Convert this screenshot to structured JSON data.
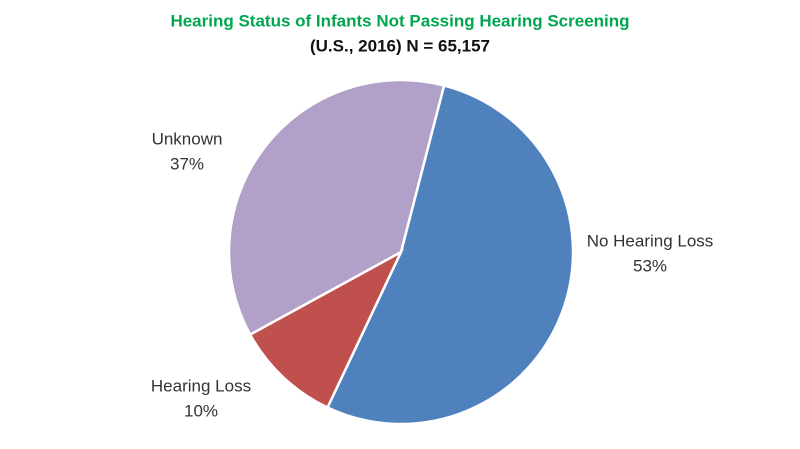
{
  "chart_data": {
    "type": "pie",
    "title": "Hearing Status of Infants Not Passing Hearing Screening",
    "subtitle": "(U.S., 2016) N = 65,157",
    "categories": [
      "No Hearing Loss",
      "Hearing Loss",
      "Unknown"
    ],
    "values": [
      53,
      10,
      37
    ],
    "value_labels": [
      "53%",
      "10%",
      "37%"
    ],
    "colors": [
      "#4f81bd",
      "#c0504d",
      "#b1a0c7"
    ]
  }
}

________

GOAL OF THE EXERCISE: In the records above, find each line that holds the word "Hearing"; copy all such lines.

SOLUTION TO THIS PROBLEM:
    "title": "Hearing Status of Infants Not Passing Hearing Screening",
      "No Hearing Loss",
      "Hearing Loss",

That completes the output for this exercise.